--- DATA SHOWN ---

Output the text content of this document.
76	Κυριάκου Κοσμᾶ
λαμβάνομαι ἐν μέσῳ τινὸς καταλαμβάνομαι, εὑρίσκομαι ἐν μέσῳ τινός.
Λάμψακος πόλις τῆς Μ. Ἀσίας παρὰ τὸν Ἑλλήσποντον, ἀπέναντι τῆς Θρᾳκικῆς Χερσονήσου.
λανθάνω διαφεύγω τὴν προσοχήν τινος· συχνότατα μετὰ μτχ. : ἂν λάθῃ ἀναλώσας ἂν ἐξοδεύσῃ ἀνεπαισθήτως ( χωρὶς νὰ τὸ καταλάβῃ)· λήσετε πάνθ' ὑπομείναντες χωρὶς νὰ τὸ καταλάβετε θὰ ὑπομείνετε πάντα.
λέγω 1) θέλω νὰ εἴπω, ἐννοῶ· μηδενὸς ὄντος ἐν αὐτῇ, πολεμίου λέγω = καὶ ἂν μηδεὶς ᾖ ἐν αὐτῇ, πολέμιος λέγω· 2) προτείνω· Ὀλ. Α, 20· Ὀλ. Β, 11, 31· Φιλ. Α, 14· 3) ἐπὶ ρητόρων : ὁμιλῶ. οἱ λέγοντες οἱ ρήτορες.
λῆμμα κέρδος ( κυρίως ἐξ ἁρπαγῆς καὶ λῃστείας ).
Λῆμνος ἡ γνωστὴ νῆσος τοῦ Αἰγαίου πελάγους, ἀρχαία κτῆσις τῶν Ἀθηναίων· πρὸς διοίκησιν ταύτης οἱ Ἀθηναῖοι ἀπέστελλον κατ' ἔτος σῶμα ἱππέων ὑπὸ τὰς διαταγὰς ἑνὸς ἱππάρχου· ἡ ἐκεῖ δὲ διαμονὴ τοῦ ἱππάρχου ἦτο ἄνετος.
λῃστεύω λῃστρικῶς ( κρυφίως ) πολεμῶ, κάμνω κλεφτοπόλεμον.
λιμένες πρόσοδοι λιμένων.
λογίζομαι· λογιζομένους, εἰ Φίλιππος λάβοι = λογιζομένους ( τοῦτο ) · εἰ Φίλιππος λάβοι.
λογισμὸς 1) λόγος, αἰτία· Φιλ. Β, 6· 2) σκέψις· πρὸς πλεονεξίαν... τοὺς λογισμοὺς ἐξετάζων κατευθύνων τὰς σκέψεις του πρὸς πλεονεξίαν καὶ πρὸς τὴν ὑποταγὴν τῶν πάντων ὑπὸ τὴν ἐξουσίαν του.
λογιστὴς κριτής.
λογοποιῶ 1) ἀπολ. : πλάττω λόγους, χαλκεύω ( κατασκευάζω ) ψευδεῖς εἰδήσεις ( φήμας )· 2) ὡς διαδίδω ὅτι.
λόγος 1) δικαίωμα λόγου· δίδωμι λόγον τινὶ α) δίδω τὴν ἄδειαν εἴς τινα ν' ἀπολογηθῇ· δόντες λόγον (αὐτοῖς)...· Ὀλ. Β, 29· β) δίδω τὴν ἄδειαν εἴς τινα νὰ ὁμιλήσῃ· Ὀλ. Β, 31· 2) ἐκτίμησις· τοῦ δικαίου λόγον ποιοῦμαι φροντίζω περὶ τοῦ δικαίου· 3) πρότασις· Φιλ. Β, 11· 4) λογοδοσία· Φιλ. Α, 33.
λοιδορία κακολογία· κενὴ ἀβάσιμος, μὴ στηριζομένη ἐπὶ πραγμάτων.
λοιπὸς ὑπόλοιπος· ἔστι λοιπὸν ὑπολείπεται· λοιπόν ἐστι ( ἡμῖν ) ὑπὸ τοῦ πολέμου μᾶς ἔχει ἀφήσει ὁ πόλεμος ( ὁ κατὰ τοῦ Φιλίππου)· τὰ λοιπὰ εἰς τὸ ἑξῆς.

---

WRITTEN EXERCISE ▸ Return all lines containing the word "πρὸς".

SOLUTION FOR THIS PROBLEM ▸
Λῆμνος ἡ γνωστὴ νῆσος τοῦ Αἰγαίου πελάγους, ἀρχαία κτῆσις τῶν Ἀθηναίων· πρὸς διοίκησιν ταύτης οἱ Ἀθηναῖοι ἀπέστελλον κατ' ἔτος σῶμα ἱππέων ὑπὸ τὰς διαταγὰς ἑνὸς ἱππάρχου· ἡ ἐκεῖ δὲ διαμονὴ τοῦ ἱππάρχου ἦτο ἄνετος.
λογισμὸς 1) λόγος, αἰτία· Φιλ. Β, 6· 2) σκέψις· πρὸς πλεονεξίαν... τοὺς λογισμοὺς ἐξετάζων κατευθύνων τὰς σκέψεις του πρὸς πλεονεξίαν καὶ πρὸς τὴν ὑποταγὴν τῶν πάντων ὑπὸ τὴν ἐξουσίαν του.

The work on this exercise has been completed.